■ What the task asks
Search the records for "representation". Copy every line where it appears.

====

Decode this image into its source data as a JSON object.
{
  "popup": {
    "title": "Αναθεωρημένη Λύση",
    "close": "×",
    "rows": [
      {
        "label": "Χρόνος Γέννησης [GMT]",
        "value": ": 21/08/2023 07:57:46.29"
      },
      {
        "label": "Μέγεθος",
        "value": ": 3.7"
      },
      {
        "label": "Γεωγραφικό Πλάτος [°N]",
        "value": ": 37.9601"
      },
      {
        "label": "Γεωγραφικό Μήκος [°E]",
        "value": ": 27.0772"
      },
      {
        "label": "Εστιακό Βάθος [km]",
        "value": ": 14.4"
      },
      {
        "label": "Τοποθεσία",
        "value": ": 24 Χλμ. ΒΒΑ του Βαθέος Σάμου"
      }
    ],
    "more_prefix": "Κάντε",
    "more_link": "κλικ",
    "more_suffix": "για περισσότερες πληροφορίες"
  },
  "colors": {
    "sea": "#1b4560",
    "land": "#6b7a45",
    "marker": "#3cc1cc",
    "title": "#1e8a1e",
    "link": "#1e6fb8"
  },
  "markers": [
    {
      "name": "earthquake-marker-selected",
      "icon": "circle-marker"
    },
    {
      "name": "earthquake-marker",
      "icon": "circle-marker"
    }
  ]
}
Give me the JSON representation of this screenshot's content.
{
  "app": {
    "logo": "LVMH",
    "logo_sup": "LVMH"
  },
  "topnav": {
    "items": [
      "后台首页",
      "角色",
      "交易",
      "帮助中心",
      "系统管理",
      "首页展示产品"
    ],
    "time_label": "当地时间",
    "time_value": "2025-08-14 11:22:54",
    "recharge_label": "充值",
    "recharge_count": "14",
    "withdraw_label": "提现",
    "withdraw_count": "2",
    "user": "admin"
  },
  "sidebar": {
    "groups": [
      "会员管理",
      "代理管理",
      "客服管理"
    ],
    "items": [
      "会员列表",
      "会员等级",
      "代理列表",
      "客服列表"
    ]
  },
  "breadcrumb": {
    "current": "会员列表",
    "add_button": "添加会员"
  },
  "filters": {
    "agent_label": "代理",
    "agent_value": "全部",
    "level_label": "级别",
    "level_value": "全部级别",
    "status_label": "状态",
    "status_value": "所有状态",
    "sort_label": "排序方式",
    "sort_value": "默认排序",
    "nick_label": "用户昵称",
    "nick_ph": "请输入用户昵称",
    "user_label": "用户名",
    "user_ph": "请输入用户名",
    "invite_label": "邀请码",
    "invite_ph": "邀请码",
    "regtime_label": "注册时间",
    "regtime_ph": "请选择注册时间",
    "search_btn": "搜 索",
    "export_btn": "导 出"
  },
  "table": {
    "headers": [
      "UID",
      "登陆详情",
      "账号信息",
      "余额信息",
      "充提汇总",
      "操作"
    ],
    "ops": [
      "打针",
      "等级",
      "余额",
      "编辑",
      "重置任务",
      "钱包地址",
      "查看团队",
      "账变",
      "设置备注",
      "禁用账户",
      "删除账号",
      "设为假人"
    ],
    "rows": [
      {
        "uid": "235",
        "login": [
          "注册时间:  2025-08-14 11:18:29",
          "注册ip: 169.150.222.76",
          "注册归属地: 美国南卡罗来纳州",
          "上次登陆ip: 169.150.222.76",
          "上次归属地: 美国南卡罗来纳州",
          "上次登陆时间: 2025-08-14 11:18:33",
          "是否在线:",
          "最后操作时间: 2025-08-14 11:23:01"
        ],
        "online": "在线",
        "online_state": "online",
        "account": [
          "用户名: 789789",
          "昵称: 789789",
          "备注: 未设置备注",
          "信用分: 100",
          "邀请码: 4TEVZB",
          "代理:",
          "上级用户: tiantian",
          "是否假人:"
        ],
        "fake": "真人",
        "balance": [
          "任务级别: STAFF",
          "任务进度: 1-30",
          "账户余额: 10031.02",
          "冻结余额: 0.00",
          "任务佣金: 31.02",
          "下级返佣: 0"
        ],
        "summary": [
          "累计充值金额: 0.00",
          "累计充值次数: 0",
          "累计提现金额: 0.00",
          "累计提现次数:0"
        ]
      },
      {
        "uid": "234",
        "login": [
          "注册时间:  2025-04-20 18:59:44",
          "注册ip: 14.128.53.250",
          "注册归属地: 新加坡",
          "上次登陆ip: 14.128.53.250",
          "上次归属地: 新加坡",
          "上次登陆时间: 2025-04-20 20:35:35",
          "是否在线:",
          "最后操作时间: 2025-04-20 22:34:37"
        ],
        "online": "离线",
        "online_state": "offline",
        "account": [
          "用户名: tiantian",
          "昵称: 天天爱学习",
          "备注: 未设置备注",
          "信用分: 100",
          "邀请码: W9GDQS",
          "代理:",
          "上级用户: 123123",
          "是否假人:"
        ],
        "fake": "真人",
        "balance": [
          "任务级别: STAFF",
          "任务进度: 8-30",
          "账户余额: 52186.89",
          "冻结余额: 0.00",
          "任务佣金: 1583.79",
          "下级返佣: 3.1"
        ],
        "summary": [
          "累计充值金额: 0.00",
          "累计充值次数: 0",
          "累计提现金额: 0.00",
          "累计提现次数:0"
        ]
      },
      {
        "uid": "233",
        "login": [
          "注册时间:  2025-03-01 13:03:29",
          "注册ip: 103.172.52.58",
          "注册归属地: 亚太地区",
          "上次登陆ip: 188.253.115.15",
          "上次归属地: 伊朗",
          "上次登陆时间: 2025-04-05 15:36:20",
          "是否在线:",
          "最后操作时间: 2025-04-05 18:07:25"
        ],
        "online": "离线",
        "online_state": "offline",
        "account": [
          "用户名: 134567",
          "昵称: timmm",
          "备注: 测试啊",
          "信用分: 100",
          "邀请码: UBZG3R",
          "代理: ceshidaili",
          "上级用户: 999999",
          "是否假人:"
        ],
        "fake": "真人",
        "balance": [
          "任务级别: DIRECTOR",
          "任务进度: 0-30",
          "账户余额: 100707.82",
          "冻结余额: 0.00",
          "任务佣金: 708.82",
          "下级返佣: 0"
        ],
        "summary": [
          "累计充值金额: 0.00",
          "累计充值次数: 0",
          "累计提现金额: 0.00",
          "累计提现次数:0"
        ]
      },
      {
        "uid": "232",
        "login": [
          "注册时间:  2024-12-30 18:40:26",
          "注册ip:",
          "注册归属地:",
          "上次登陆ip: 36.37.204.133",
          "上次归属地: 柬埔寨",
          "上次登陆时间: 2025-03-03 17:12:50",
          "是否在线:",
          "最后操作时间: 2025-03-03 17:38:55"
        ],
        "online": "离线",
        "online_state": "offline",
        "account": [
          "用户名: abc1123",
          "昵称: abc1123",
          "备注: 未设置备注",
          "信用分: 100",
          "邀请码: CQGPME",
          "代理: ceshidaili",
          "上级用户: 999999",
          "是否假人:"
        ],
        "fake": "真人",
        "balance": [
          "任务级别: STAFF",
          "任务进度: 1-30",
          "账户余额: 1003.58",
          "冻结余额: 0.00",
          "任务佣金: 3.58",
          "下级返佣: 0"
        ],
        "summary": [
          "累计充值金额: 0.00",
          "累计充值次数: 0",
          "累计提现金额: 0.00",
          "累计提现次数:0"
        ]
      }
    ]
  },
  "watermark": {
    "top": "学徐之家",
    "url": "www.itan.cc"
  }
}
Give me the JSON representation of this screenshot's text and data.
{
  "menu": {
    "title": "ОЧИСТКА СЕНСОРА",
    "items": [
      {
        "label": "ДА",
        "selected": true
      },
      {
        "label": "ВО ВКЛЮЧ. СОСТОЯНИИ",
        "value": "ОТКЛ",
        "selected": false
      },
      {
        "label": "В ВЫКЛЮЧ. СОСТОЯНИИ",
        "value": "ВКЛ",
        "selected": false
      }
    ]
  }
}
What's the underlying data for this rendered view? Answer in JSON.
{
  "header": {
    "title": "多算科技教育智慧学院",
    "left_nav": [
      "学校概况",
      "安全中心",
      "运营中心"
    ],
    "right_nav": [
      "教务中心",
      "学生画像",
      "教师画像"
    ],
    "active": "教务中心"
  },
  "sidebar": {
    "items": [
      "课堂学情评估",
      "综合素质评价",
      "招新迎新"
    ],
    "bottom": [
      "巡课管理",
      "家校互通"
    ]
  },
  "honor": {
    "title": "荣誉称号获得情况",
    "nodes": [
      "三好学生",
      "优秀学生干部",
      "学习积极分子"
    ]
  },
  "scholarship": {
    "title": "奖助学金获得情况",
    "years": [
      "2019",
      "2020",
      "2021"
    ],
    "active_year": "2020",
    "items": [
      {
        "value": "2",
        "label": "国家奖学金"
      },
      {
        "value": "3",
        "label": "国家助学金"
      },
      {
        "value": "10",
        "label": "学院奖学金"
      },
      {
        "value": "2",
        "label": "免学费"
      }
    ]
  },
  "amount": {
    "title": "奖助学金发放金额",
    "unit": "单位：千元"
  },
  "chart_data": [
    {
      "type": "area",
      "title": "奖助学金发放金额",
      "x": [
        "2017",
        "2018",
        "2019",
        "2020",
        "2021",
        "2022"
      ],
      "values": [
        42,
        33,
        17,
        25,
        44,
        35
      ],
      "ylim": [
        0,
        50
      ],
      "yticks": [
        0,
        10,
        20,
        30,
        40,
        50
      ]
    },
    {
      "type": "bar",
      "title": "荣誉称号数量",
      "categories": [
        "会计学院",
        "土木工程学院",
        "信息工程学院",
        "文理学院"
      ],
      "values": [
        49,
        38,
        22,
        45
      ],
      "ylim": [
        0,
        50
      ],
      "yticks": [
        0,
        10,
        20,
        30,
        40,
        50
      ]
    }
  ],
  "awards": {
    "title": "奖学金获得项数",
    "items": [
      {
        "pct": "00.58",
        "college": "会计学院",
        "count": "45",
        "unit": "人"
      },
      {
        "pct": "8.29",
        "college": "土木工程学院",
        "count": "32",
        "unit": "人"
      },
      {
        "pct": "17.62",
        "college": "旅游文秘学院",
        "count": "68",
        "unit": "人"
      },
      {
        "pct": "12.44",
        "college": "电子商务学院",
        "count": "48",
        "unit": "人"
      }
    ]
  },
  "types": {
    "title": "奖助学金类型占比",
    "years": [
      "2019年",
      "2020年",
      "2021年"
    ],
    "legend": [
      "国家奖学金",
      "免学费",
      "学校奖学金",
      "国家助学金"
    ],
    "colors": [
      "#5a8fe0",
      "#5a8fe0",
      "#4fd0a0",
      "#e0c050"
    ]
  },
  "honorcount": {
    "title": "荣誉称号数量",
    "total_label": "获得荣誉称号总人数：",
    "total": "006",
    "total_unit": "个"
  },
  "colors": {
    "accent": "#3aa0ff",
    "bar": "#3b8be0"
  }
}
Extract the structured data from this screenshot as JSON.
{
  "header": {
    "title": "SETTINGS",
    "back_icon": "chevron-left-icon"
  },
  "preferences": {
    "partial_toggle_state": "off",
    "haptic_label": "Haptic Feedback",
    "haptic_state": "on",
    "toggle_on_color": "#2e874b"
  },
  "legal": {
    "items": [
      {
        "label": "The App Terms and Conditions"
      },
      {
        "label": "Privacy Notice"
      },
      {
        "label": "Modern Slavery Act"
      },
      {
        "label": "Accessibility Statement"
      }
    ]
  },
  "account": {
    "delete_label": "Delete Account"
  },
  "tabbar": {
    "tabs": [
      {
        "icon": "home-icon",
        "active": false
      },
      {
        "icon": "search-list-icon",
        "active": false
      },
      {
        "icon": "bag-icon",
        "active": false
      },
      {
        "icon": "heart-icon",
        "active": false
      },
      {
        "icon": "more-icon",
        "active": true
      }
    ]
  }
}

====

■ Exercise solution
Give me the JSON representation of this screenshot's content.
Give me the JSON representation of this screenshot's text and data.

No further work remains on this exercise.